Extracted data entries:
§

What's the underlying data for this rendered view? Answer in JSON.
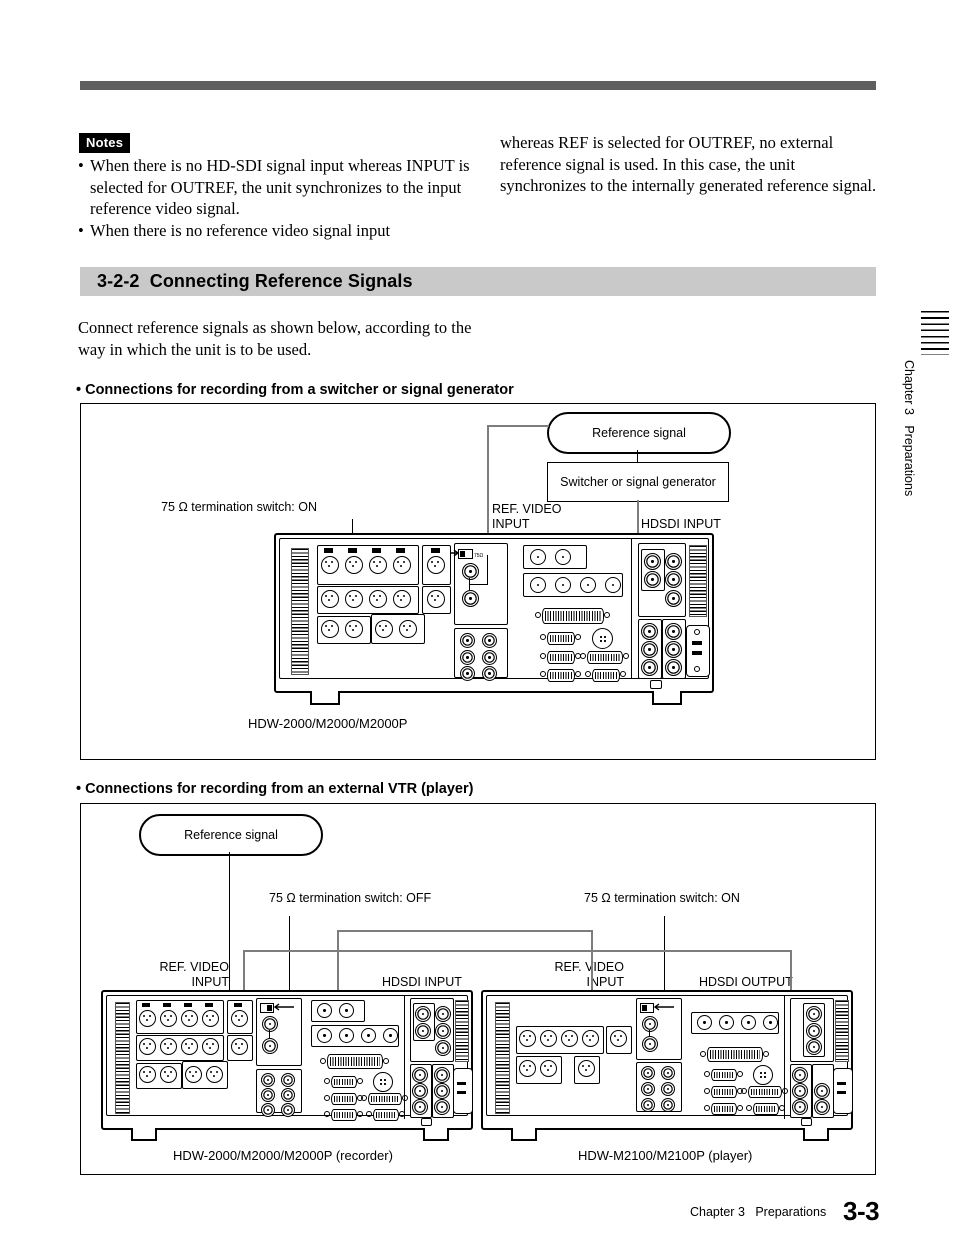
{
  "page": {
    "footer_chapter": "Chapter 3   Preparations",
    "footer_page": "3-3",
    "side_tab": "Chapter 3   Preparations"
  },
  "notes": {
    "tag": "Notes",
    "items": [
      "When there is no HD-SDI signal input whereas INPUT is selected for OUTREF, the unit synchronizes to the input reference video signal.",
      "When there is no reference video signal input"
    ],
    "continuation": "whereas REF is selected for OUTREF, no external reference signal is used. In this case, the unit synchronizes to the internally generated reference signal."
  },
  "section": {
    "number": "3-2-2",
    "title": "Connecting Reference Signals",
    "heading": "3-2-2  Connecting Reference Signals",
    "intro": "Connect reference signals as shown below, according to the way in which the unit is to be used.",
    "bar_color": "#c9c9c9"
  },
  "diagram1": {
    "subheading": "• Connections for recording from a switcher or signal generator",
    "pill_reference_signal": "Reference signal",
    "box_switcher": "Switcher or signal generator",
    "label_termination": "75 Ω termination switch: ON",
    "label_ref_video_input": "REF. VIDEO\nINPUT",
    "label_hdsdi_input": "HDSDI INPUT",
    "caption": "HDW-2000/M2000/M2000P"
  },
  "diagram2": {
    "subheading": "• Connections for recording from an external VTR (player)",
    "pill_reference_signal": "Reference signal",
    "label_termination_off": "75 Ω termination switch: OFF",
    "label_termination_on": "75 Ω termination switch: ON",
    "label_ref_video_input_left": "REF. VIDEO\nINPUT",
    "label_hdsdi_input": "HDSDI INPUT",
    "label_ref_video_input_right": "REF. VIDEO\nINPUT",
    "label_hdsdi_output": "HDSDI OUTPUT",
    "caption_recorder": "HDW-2000/M2000/M2000P (recorder)",
    "caption_player": "HDW-M2100/M2100P (player)"
  },
  "colors": {
    "rule": "#5f5f5f",
    "section_bar": "#c9c9c9",
    "cable": "#7d7d7d",
    "ink": "#000000"
  }
}
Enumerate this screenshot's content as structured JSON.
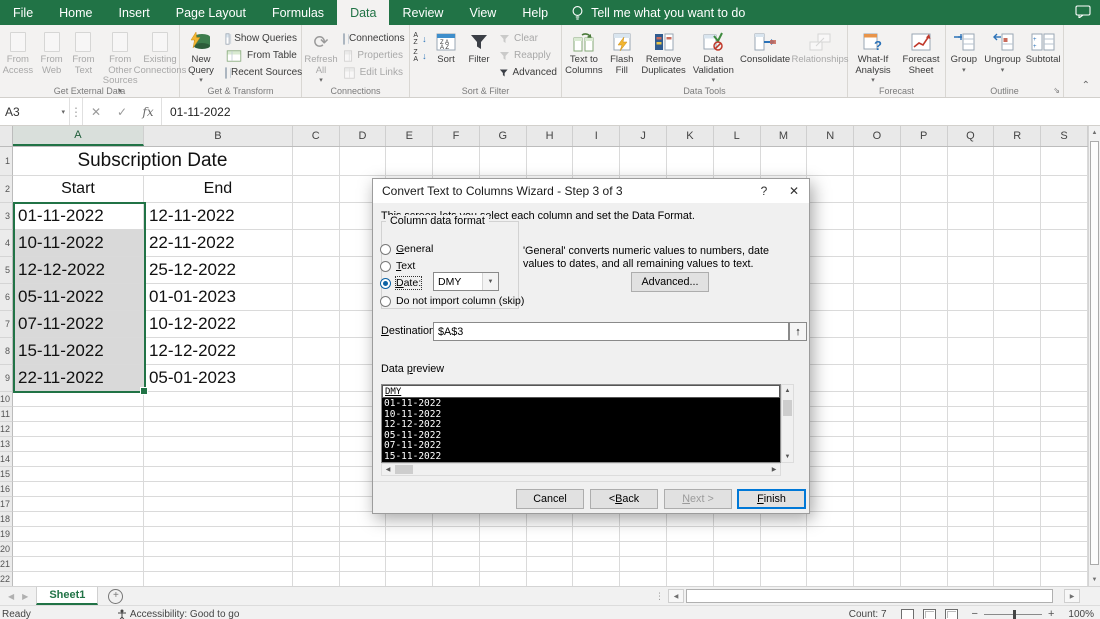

§

Exercise instructions: Skip the images and write out the rest of the listing exactly.

Correct result:
What's the underlying data for this rendered view? Answer in JSON.
{
  "page": {
    "footer_chapter": "Chapter 3   Preparations",
    "footer_page": "3-3",
    "side_tab": "Chapter 3   Preparations"
  },
  "notes": {
    "tag": "Notes",
    "items": [
      "When there is no HD-SDI signal input whereas INPUT is selected for OUTREF, the unit synchronizes to the input reference video signal.",
      "When there is no reference video signal input"
    ],
    "continuation": "whereas REF is selected for OUTREF, no external reference signal is used. In this case, the unit synchronizes to the internally generated reference signal."
  },
  "section": {
    "number": "3-2-2",
    "title": "Connecting Reference Signals",
    "heading": "3-2-2  Connecting Reference Signals",
    "intro": "Connect reference signals as shown below, according to the way in which the unit is to be used.",
    "bar_color": "#c9c9c9"
  },
  "diagram1": {
    "subheading": "• Connections for recording from a switcher or signal generator",
    "pill_reference_signal": "Reference signal",
    "box_switcher": "Switcher or signal generator",
    "label_termination": "75 Ω termination switch: ON",
    "label_ref_video_input": "REF. VIDEO\nINPUT",
    "label_hdsdi_input": "HDSDI INPUT",
    "caption": "HDW-2000/M2000/M2000P"
  },
  "diagram2": {
    "subheading": "• Connections for recording from an external VTR (player)",
    "pill_reference_signal": "Reference signal",
    "label_termination_off": "75 Ω termination switch: OFF",
    "label_termination_on": "75 Ω termination switch: ON",
    "label_ref_video_input_left": "REF. VIDEO\nINPUT",
    "label_hdsdi_input": "HDSDI INPUT",
    "label_ref_video_input_right": "REF. VIDEO\nINPUT",
    "label_hdsdi_output": "HDSDI OUTPUT",
    "caption_recorder": "HDW-2000/M2000/M2000P (recorder)",
    "caption_player": "HDW-M2100/M2100P (player)"
  },
  "colors": {
    "rule": "#5f5f5f",
    "section_bar": "#c9c9c9",
    "cable": "#7d7d7d",
    "ink": "#000000"
  }
}
Enumerate this screenshot's content as structured JSON.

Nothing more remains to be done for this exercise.